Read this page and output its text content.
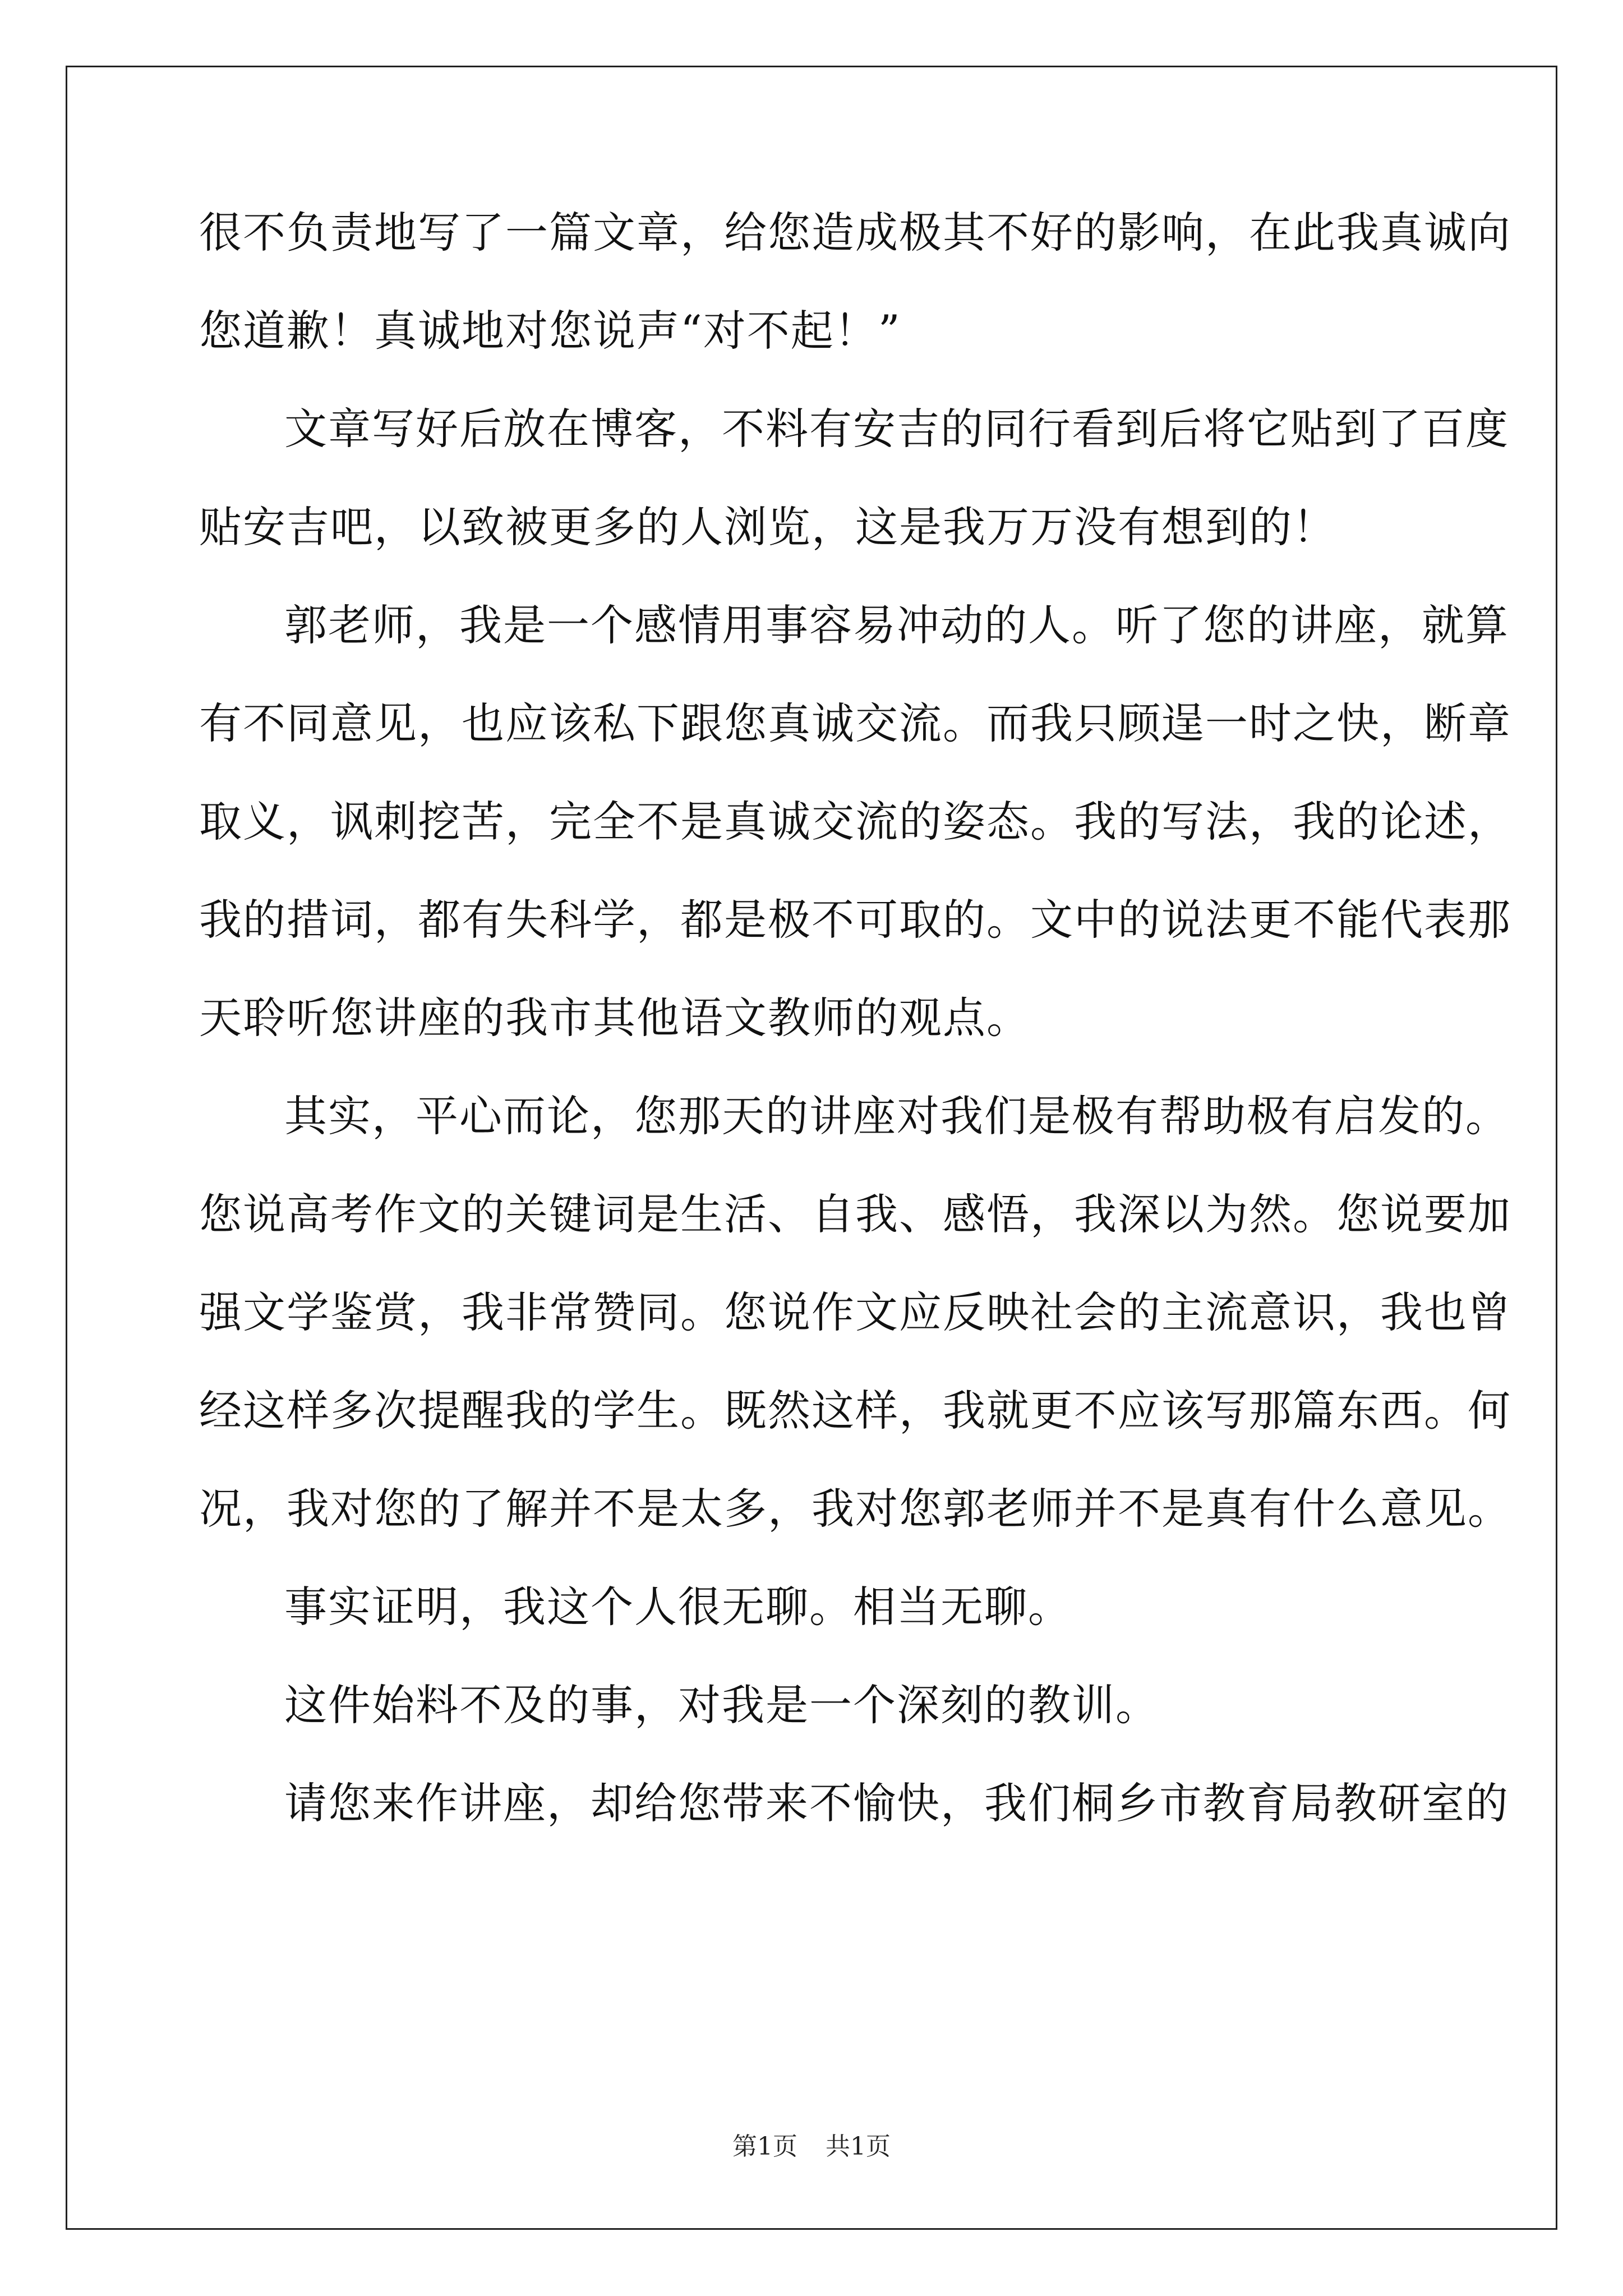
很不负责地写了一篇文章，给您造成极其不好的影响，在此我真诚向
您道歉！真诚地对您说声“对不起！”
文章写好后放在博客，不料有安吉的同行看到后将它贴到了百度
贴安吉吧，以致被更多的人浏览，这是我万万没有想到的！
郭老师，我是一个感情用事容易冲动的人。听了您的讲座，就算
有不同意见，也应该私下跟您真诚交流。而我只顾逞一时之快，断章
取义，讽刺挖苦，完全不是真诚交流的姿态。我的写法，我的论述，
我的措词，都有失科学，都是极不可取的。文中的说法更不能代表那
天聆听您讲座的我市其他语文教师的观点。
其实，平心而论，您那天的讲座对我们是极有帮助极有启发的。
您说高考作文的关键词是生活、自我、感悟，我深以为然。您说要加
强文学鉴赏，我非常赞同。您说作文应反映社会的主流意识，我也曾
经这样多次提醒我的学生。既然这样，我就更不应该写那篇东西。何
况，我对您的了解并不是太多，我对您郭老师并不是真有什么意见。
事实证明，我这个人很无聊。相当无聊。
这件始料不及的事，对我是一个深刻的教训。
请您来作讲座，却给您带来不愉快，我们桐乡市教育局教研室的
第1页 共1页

→ **Work to complete**
Quote the material in full and exactly; do not carry over its pictures.

→ **Reply to the task**
Read this page and output its text content.
很不负责地写了一篇文章，给您造成极其不好的影响，在此我真诚向
您道歉！真诚地对您说声“对不起！”
文章写好后放在博客，不料有安吉的同行看到后将它贴到了百度
贴安吉吧，以致被更多的人浏览，这是我万万没有想到的！
郭老师，我是一个感情用事容易冲动的人。听了您的讲座，就算
有不同意见，也应该私下跟您真诚交流。而我只顾逞一时之快，断章
取义，讽刺挖苦，完全不是真诚交流的姿态。我的写法，我的论述，
我的措词，都有失科学，都是极不可取的。文中的说法更不能代表那
天聆听您讲座的我市其他语文教师的观点。
其实，平心而论，您那天的讲座对我们是极有帮助极有启发的。
您说高考作文的关键词是生活、自我、感悟，我深以为然。您说要加
强文学鉴赏，我非常赞同。您说作文应反映社会的主流意识，我也曾
经这样多次提醒我的学生。既然这样，我就更不应该写那篇东西。何
况，我对您的了解并不是太多，我对您郭老师并不是真有什么意见。
事实证明，我这个人很无聊。相当无聊。
这件始料不及的事，对我是一个深刻的教训。
请您来作讲座，却给您带来不愉快，我们桐乡市教育局教研室的
第1页 共1页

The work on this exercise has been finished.